Stated problem:
Write out the material exactly, leaving every picture behind.

--- start Material shown ---

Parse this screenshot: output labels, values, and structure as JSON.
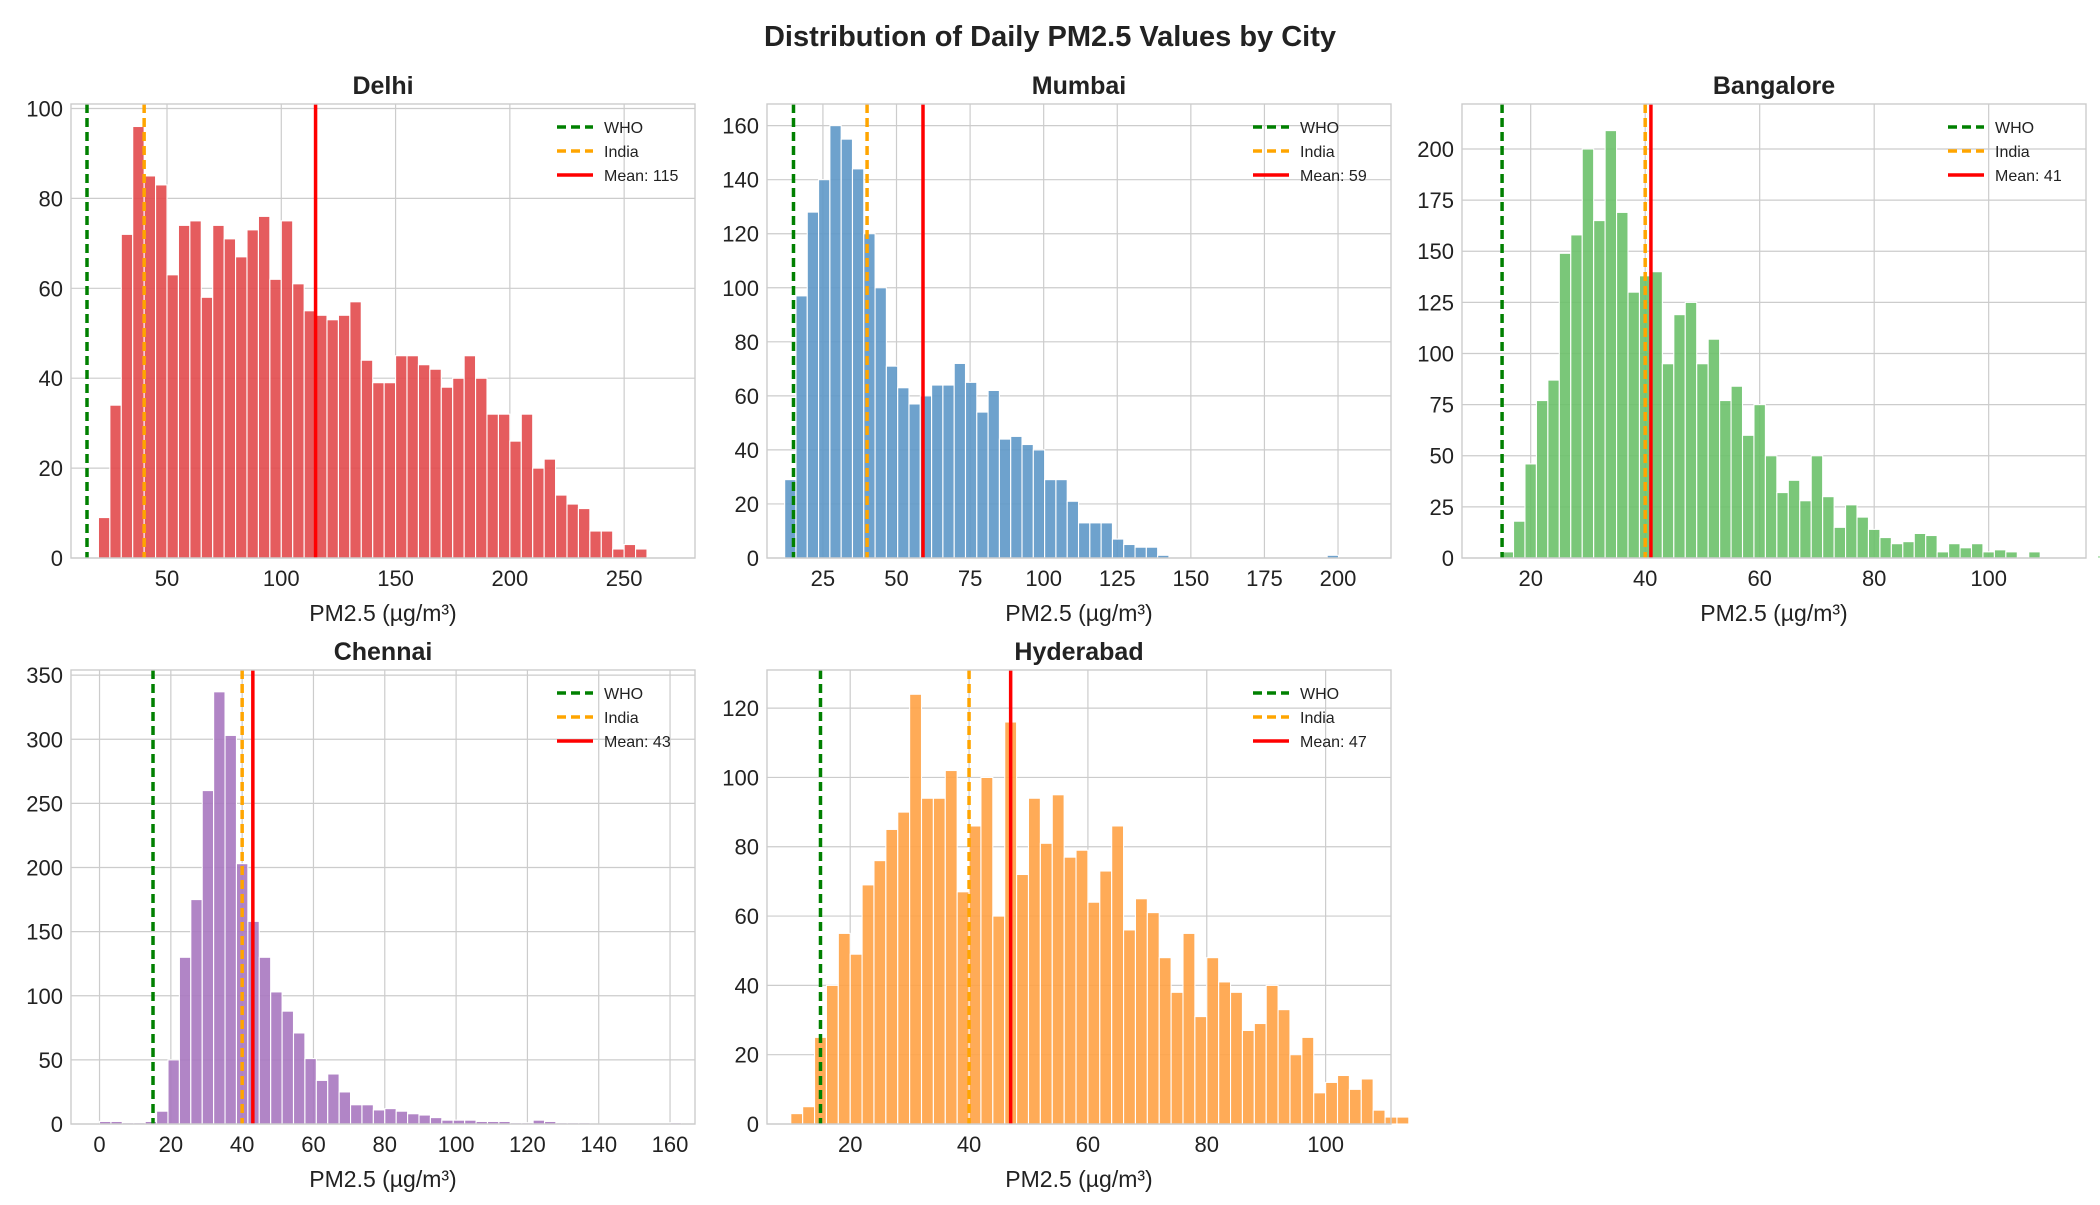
{
  "figure_title": "Distribution of Daily PM2.5 Values by City",
  "colors": {
    "who": "#008000",
    "india": "#FFA500",
    "mean": "#FF0000",
    "grid": "#cccccc",
    "axis": "#cccccc"
  },
  "chart_data": [
    {
      "type": "bar",
      "title": "Delhi",
      "xlabel": "PM2.5 (µg/m³)",
      "ylabel": "",
      "color": "#E24A4D",
      "xlim": [
        8,
        281
      ],
      "ylim": [
        0,
        101
      ],
      "xticks": [
        50,
        100,
        150,
        200,
        250
      ],
      "yticks": [
        0,
        20,
        40,
        60,
        80,
        100
      ],
      "bin_start": 20,
      "bin_width": 5,
      "values": [
        9,
        34,
        72,
        96,
        85,
        83,
        63,
        74,
        75,
        58,
        74,
        71,
        67,
        73,
        76,
        62,
        75,
        61,
        55,
        54,
        53,
        54,
        57,
        44,
        39,
        39,
        45,
        45,
        43,
        42,
        38,
        40,
        45,
        40,
        32,
        32,
        26,
        32,
        20,
        22,
        14,
        12,
        11,
        6,
        6,
        2,
        3,
        2
      ],
      "lines": {
        "who": 15,
        "india": 40,
        "mean": 115
      },
      "legend": [
        "WHO",
        "India",
        "Mean: 115"
      ]
    },
    {
      "type": "bar",
      "title": "Mumbai",
      "xlabel": "PM2.5 (µg/m³)",
      "ylabel": "",
      "color": "#5E98C8",
      "xlim": [
        6,
        218
      ],
      "ylim": [
        0,
        168
      ],
      "xticks": [
        25,
        50,
        75,
        100,
        125,
        150,
        175,
        200
      ],
      "yticks": [
        0,
        20,
        40,
        60,
        80,
        100,
        120,
        140,
        160
      ],
      "bin_start": 12,
      "bin_width": 3.84,
      "values": [
        29,
        97,
        128,
        140,
        160,
        155,
        144,
        120,
        100,
        71,
        63,
        57,
        60,
        64,
        64,
        72,
        65,
        54,
        62,
        44,
        45,
        42,
        40,
        29,
        29,
        21,
        13,
        13,
        13,
        7,
        5,
        4,
        4,
        1,
        0,
        0,
        0,
        0,
        0,
        0,
        0,
        0,
        0,
        0,
        0,
        0,
        0,
        0,
        1
      ],
      "lines": {
        "who": 15,
        "india": 40,
        "mean": 59
      },
      "legend": [
        "WHO",
        "India",
        "Mean: 59"
      ]
    },
    {
      "type": "bar",
      "title": "Bangalore",
      "xlabel": "PM2.5 (µg/m³)",
      "ylabel": "",
      "color": "#6CC16A",
      "xlim": [
        8,
        117
      ],
      "ylim": [
        0,
        222
      ],
      "xticks": [
        20,
        40,
        60,
        80,
        100
      ],
      "yticks": [
        0,
        25,
        50,
        75,
        100,
        125,
        150,
        175,
        200
      ],
      "bin_start": 15,
      "bin_width": 2,
      "values": [
        3,
        18,
        46,
        77,
        87,
        149,
        158,
        200,
        165,
        209,
        169,
        130,
        138,
        140,
        95,
        119,
        125,
        95,
        107,
        77,
        84,
        60,
        75,
        50,
        32,
        38,
        28,
        50,
        30,
        15,
        26,
        20,
        14,
        10,
        7,
        8,
        12,
        11,
        3,
        7,
        5,
        7,
        3,
        4,
        3,
        0,
        3,
        0,
        0,
        0,
        0,
        0,
        1
      ],
      "lines": {
        "who": 15,
        "india": 40,
        "mean": 41
      },
      "legend": [
        "WHO",
        "India",
        "Mean: 41"
      ]
    },
    {
      "type": "bar",
      "title": "Chennai",
      "xlabel": "PM2.5 (µg/m³)",
      "ylabel": "",
      "color": "#A878C0",
      "xlim": [
        -8,
        167
      ],
      "ylim": [
        0,
        354
      ],
      "xticks": [
        0,
        20,
        40,
        60,
        80,
        100,
        120,
        140,
        160
      ],
      "yticks": [
        0,
        50,
        100,
        150,
        200,
        250,
        300,
        350
      ],
      "bin_start": 0,
      "bin_width": 3.2,
      "values": [
        2,
        2,
        1,
        1,
        2,
        10,
        50,
        130,
        175,
        260,
        337,
        303,
        203,
        158,
        130,
        103,
        88,
        71,
        51,
        34,
        39,
        25,
        15,
        15,
        11,
        12,
        10,
        8,
        7,
        5,
        3,
        3,
        3,
        2,
        2,
        2,
        1,
        1,
        3,
        2,
        1,
        1,
        1,
        0,
        0,
        0,
        0,
        0,
        0,
        0,
        1
      ],
      "lines": {
        "who": 15,
        "india": 40,
        "mean": 43
      },
      "legend": [
        "WHO",
        "India",
        "Mean: 43"
      ]
    },
    {
      "type": "bar",
      "title": "Hyderabad",
      "xlabel": "PM2.5 (µg/m³)",
      "ylabel": "",
      "color": "#FFA245",
      "xlim": [
        6,
        111
      ],
      "ylim": [
        0,
        131
      ],
      "xticks": [
        20,
        40,
        60,
        80,
        100
      ],
      "yticks": [
        0,
        20,
        40,
        60,
        80,
        100,
        120
      ],
      "bin_start": 10,
      "bin_width": 2,
      "values": [
        3,
        5,
        25,
        40,
        55,
        49,
        69,
        76,
        85,
        90,
        124,
        94,
        94,
        102,
        67,
        86,
        100,
        60,
        116,
        72,
        94,
        81,
        95,
        77,
        79,
        64,
        73,
        86,
        56,
        65,
        61,
        48,
        38,
        55,
        31,
        48,
        41,
        38,
        27,
        29,
        40,
        33,
        20,
        25,
        9,
        12,
        14,
        10,
        13,
        4,
        2,
        2
      ],
      "lines": {
        "who": 15,
        "india": 40,
        "mean": 47
      },
      "legend": [
        "WHO",
        "India",
        "Mean: 47"
      ]
    }
  ]
}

--- end Material shown ---

Output:
Parse this screenshot: output labels, values, and structure as JSON.
{
  "figure_title": "Distribution of Daily PM2.5 Values by City",
  "colors": {
    "who": "#008000",
    "india": "#FFA500",
    "mean": "#FF0000",
    "grid": "#cccccc",
    "axis": "#cccccc"
  },
  "chart_data": [
    {
      "type": "bar",
      "title": "Delhi",
      "xlabel": "PM2.5 (µg/m³)",
      "ylabel": "",
      "color": "#E24A4D",
      "xlim": [
        8,
        281
      ],
      "ylim": [
        0,
        101
      ],
      "xticks": [
        50,
        100,
        150,
        200,
        250
      ],
      "yticks": [
        0,
        20,
        40,
        60,
        80,
        100
      ],
      "bin_start": 20,
      "bin_width": 5,
      "values": [
        9,
        34,
        72,
        96,
        85,
        83,
        63,
        74,
        75,
        58,
        74,
        71,
        67,
        73,
        76,
        62,
        75,
        61,
        55,
        54,
        53,
        54,
        57,
        44,
        39,
        39,
        45,
        45,
        43,
        42,
        38,
        40,
        45,
        40,
        32,
        32,
        26,
        32,
        20,
        22,
        14,
        12,
        11,
        6,
        6,
        2,
        3,
        2
      ],
      "lines": {
        "who": 15,
        "india": 40,
        "mean": 115
      },
      "legend": [
        "WHO",
        "India",
        "Mean: 115"
      ]
    },
    {
      "type": "bar",
      "title": "Mumbai",
      "xlabel": "PM2.5 (µg/m³)",
      "ylabel": "",
      "color": "#5E98C8",
      "xlim": [
        6,
        218
      ],
      "ylim": [
        0,
        168
      ],
      "xticks": [
        25,
        50,
        75,
        100,
        125,
        150,
        175,
        200
      ],
      "yticks": [
        0,
        20,
        40,
        60,
        80,
        100,
        120,
        140,
        160
      ],
      "bin_start": 12,
      "bin_width": 3.84,
      "values": [
        29,
        97,
        128,
        140,
        160,
        155,
        144,
        120,
        100,
        71,
        63,
        57,
        60,
        64,
        64,
        72,
        65,
        54,
        62,
        44,
        45,
        42,
        40,
        29,
        29,
        21,
        13,
        13,
        13,
        7,
        5,
        4,
        4,
        1,
        0,
        0,
        0,
        0,
        0,
        0,
        0,
        0,
        0,
        0,
        0,
        0,
        0,
        0,
        1
      ],
      "lines": {
        "who": 15,
        "india": 40,
        "mean": 59
      },
      "legend": [
        "WHO",
        "India",
        "Mean: 59"
      ]
    },
    {
      "type": "bar",
      "title": "Bangalore",
      "xlabel": "PM2.5 (µg/m³)",
      "ylabel": "",
      "color": "#6CC16A",
      "xlim": [
        8,
        117
      ],
      "ylim": [
        0,
        222
      ],
      "xticks": [
        20,
        40,
        60,
        80,
        100
      ],
      "yticks": [
        0,
        25,
        50,
        75,
        100,
        125,
        150,
        175,
        200
      ],
      "bin_start": 15,
      "bin_width": 2,
      "values": [
        3,
        18,
        46,
        77,
        87,
        149,
        158,
        200,
        165,
        209,
        169,
        130,
        138,
        140,
        95,
        119,
        125,
        95,
        107,
        77,
        84,
        60,
        75,
        50,
        32,
        38,
        28,
        50,
        30,
        15,
        26,
        20,
        14,
        10,
        7,
        8,
        12,
        11,
        3,
        7,
        5,
        7,
        3,
        4,
        3,
        0,
        3,
        0,
        0,
        0,
        0,
        0,
        1
      ],
      "lines": {
        "who": 15,
        "india": 40,
        "mean": 41
      },
      "legend": [
        "WHO",
        "India",
        "Mean: 41"
      ]
    },
    {
      "type": "bar",
      "title": "Chennai",
      "xlabel": "PM2.5 (µg/m³)",
      "ylabel": "",
      "color": "#A878C0",
      "xlim": [
        -8,
        167
      ],
      "ylim": [
        0,
        354
      ],
      "xticks": [
        0,
        20,
        40,
        60,
        80,
        100,
        120,
        140,
        160
      ],
      "yticks": [
        0,
        50,
        100,
        150,
        200,
        250,
        300,
        350
      ],
      "bin_start": 0,
      "bin_width": 3.2,
      "values": [
        2,
        2,
        1,
        1,
        2,
        10,
        50,
        130,
        175,
        260,
        337,
        303,
        203,
        158,
        130,
        103,
        88,
        71,
        51,
        34,
        39,
        25,
        15,
        15,
        11,
        12,
        10,
        8,
        7,
        5,
        3,
        3,
        3,
        2,
        2,
        2,
        1,
        1,
        3,
        2,
        1,
        1,
        1,
        0,
        0,
        0,
        0,
        0,
        0,
        0,
        1
      ],
      "lines": {
        "who": 15,
        "india": 40,
        "mean": 43
      },
      "legend": [
        "WHO",
        "India",
        "Mean: 43"
      ]
    },
    {
      "type": "bar",
      "title": "Hyderabad",
      "xlabel": "PM2.5 (µg/m³)",
      "ylabel": "",
      "color": "#FFA245",
      "xlim": [
        6,
        111
      ],
      "ylim": [
        0,
        131
      ],
      "xticks": [
        20,
        40,
        60,
        80,
        100
      ],
      "yticks": [
        0,
        20,
        40,
        60,
        80,
        100,
        120
      ],
      "bin_start": 10,
      "bin_width": 2,
      "values": [
        3,
        5,
        25,
        40,
        55,
        49,
        69,
        76,
        85,
        90,
        124,
        94,
        94,
        102,
        67,
        86,
        100,
        60,
        116,
        72,
        94,
        81,
        95,
        77,
        79,
        64,
        73,
        86,
        56,
        65,
        61,
        48,
        38,
        55,
        31,
        48,
        41,
        38,
        27,
        29,
        40,
        33,
        20,
        25,
        9,
        12,
        14,
        10,
        13,
        4,
        2,
        2
      ],
      "lines": {
        "who": 15,
        "india": 40,
        "mean": 47
      },
      "legend": [
        "WHO",
        "India",
        "Mean: 47"
      ]
    }
  ]
}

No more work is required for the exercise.